▶ **Problem statement**
Recast the stretch of records below, from the line that contains "category-option-goods: کالا bbox=[764, 267, 782, 282]" through the line that contains "buyer-notes-line: تامین مصالح", as a Markdown table. Use two columns, Row and Entry Line, and leave out blank lines.

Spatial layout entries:

··········

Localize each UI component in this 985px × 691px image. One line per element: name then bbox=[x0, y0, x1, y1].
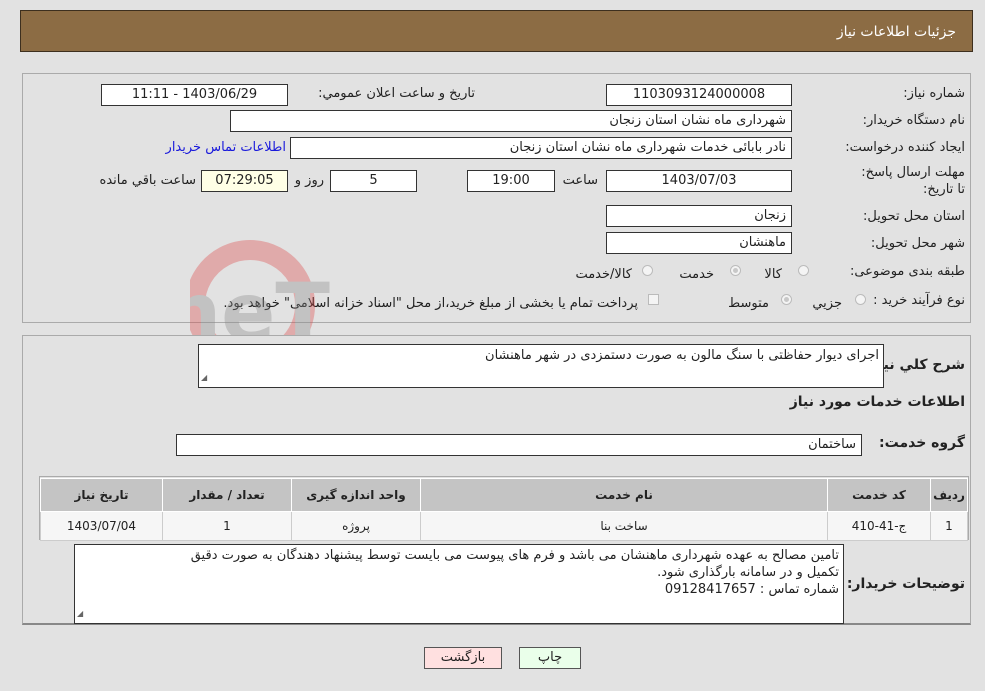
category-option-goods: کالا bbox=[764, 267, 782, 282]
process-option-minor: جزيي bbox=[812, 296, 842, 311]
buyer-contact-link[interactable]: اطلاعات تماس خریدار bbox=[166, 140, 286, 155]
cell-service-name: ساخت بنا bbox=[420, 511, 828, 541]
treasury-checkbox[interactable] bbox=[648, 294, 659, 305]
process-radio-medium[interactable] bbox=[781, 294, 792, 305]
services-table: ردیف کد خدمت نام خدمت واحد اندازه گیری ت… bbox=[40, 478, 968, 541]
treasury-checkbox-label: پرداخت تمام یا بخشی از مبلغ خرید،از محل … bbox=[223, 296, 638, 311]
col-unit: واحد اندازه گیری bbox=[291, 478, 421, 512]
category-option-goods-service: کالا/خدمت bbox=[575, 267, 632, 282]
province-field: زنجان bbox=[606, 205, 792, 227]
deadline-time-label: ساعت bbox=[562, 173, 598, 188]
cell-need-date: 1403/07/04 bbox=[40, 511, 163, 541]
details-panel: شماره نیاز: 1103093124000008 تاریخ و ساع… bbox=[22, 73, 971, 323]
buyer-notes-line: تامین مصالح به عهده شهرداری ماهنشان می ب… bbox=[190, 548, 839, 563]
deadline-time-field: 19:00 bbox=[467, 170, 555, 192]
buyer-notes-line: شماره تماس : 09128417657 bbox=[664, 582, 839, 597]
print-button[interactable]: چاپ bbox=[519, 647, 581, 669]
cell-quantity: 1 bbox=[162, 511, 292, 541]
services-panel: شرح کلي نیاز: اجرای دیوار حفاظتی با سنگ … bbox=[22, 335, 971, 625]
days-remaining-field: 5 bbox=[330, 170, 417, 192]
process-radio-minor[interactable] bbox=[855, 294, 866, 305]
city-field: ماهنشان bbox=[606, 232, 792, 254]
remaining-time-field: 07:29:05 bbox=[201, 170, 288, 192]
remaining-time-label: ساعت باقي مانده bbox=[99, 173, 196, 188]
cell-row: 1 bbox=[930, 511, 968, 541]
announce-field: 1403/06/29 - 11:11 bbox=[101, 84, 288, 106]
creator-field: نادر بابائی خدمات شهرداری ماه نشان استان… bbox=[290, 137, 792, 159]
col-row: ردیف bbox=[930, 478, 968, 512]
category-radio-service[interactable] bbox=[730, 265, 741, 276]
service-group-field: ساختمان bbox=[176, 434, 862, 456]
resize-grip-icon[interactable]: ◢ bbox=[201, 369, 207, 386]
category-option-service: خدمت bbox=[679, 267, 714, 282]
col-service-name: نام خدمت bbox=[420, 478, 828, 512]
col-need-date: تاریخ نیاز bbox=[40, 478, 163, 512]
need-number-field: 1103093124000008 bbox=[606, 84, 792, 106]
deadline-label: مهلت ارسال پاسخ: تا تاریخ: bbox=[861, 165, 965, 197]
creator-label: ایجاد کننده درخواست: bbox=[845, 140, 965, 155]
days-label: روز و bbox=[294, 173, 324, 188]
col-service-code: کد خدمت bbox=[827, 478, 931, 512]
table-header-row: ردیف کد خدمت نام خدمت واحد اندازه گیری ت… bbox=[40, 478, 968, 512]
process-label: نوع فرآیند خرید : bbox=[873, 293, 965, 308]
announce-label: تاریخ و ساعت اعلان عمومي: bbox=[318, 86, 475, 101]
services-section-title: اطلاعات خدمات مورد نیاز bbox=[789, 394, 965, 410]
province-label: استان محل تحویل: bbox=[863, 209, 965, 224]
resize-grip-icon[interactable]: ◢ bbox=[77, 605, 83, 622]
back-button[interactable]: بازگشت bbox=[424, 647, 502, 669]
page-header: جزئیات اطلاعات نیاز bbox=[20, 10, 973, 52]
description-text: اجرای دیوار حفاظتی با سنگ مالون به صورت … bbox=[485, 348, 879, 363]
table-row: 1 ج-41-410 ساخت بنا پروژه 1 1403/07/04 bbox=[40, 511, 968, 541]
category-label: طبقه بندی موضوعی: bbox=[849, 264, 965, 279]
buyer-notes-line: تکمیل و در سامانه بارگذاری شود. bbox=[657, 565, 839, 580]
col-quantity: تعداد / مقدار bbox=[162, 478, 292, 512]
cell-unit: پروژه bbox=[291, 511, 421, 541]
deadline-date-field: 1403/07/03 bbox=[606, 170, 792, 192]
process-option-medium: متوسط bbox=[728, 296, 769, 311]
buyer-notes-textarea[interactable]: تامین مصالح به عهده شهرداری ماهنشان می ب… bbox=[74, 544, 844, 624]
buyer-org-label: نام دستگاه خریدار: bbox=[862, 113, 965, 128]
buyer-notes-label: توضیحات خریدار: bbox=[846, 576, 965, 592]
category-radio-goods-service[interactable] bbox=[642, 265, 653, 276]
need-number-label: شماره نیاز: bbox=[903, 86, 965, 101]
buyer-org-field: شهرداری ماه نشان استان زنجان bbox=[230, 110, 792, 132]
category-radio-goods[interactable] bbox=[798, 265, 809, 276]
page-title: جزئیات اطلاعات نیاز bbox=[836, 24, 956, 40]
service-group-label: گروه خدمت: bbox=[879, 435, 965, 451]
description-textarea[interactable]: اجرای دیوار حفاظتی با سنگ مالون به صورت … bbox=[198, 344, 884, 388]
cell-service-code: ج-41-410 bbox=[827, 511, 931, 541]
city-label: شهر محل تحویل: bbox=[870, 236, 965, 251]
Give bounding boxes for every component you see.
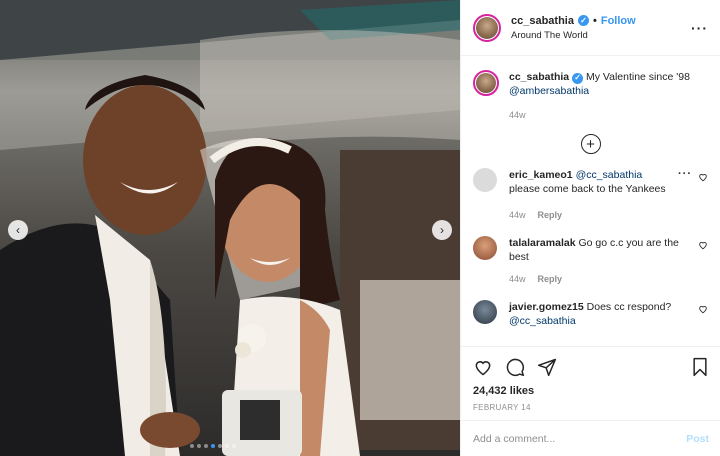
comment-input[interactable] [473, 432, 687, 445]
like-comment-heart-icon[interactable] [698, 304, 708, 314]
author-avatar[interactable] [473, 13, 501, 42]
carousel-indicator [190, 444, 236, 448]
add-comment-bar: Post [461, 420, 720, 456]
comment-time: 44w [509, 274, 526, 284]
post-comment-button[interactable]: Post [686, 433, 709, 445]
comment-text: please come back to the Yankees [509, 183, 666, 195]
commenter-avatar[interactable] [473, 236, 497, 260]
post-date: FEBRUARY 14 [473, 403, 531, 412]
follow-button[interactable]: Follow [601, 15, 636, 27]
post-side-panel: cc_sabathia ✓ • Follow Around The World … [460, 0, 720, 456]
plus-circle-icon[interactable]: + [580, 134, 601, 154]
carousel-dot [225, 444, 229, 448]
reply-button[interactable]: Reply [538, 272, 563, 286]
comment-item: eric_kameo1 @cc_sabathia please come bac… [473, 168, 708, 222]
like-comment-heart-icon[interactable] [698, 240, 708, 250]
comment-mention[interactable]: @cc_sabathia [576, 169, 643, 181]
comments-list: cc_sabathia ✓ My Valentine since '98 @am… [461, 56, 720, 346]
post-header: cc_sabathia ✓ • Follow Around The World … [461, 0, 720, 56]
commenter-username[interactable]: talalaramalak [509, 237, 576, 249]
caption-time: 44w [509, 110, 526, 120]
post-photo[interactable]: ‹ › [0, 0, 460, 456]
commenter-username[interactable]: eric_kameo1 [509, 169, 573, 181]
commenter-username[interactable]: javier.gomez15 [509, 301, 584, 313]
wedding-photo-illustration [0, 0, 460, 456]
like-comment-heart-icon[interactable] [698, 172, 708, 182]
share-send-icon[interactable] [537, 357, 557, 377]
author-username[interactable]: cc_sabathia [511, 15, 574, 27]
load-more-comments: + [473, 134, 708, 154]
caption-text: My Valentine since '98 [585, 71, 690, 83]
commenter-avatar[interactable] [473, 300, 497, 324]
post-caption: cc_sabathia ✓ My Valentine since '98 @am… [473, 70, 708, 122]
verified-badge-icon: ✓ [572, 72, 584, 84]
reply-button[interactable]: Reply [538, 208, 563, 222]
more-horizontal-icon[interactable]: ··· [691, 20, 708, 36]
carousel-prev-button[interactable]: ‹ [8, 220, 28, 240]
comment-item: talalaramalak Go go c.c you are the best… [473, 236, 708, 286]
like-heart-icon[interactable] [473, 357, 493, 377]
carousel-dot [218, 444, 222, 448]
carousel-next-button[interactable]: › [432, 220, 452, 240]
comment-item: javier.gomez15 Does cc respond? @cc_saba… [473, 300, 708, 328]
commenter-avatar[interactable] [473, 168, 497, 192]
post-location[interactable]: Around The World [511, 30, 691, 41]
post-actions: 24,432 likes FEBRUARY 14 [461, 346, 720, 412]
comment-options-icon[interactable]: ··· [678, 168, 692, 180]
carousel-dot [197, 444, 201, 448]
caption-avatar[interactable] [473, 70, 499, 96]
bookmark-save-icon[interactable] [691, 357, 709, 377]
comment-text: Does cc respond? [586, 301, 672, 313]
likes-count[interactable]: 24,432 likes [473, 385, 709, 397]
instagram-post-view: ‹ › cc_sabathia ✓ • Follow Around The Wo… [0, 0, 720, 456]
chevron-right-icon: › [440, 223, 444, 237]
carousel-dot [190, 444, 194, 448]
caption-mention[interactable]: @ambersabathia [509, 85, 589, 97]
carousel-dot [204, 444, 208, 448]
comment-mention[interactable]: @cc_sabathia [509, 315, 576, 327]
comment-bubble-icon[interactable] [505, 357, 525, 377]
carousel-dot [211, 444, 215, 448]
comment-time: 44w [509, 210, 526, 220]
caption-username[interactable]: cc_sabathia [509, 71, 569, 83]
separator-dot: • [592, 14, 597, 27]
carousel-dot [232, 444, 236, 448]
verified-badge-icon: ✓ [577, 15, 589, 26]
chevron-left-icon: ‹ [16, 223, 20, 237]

··········

▶ **Result for this exercise**
| Row | Entry Line |
|---|---|
| 1 | category-option-goods: کالا bbox=[764, 267, 782, 282] |
| 2 | process-option-minor: جزيي bbox=[812, 296, 842, 311] |
| 3 | buyer-contact-link[interactable]: اطلاعات تماس خریدار bbox=[166, 140, 286, 155] |
| 4 | cell-service-name: ساخت بنا bbox=[420, 511, 828, 541] |
| 5 | treasury-checkbox[interactable] bbox=[648, 294, 659, 305] |
| 6 | process-radio-medium[interactable] bbox=[781, 294, 792, 305] |
| 7 | services-table: ردیف کد خدمت نام خدمت واحد اندازه گیری ت… bbox=[40, 478, 968, 541] |
| 8 | treasury-checkbox-label: پرداخت تمام یا بخشی از مبلغ خرید،از محل … bbox=[223, 296, 638, 311] |
| 9 | col-unit: واحد اندازه گیری bbox=[291, 478, 421, 512] |
| 10 | category-option-goods-service: کالا/خدمت bbox=[575, 267, 632, 282] |
| 11 | province-field: زنجان bbox=[606, 205, 792, 227] |
| 12 | deadline-time-label: ساعت bbox=[562, 173, 598, 188] |
| 13 | cell-need-date: 1403/07/04 bbox=[40, 511, 163, 541] |
| 14 | details-panel: شماره نیاز: 1103093124000008 تاریخ و ساع… bbox=[22, 73, 971, 323] |
| 15 | buyer-notes-line: تامین مصالح به عهده شهرداری ماهنشان می ب… bbox=[190, 548, 839, 563] |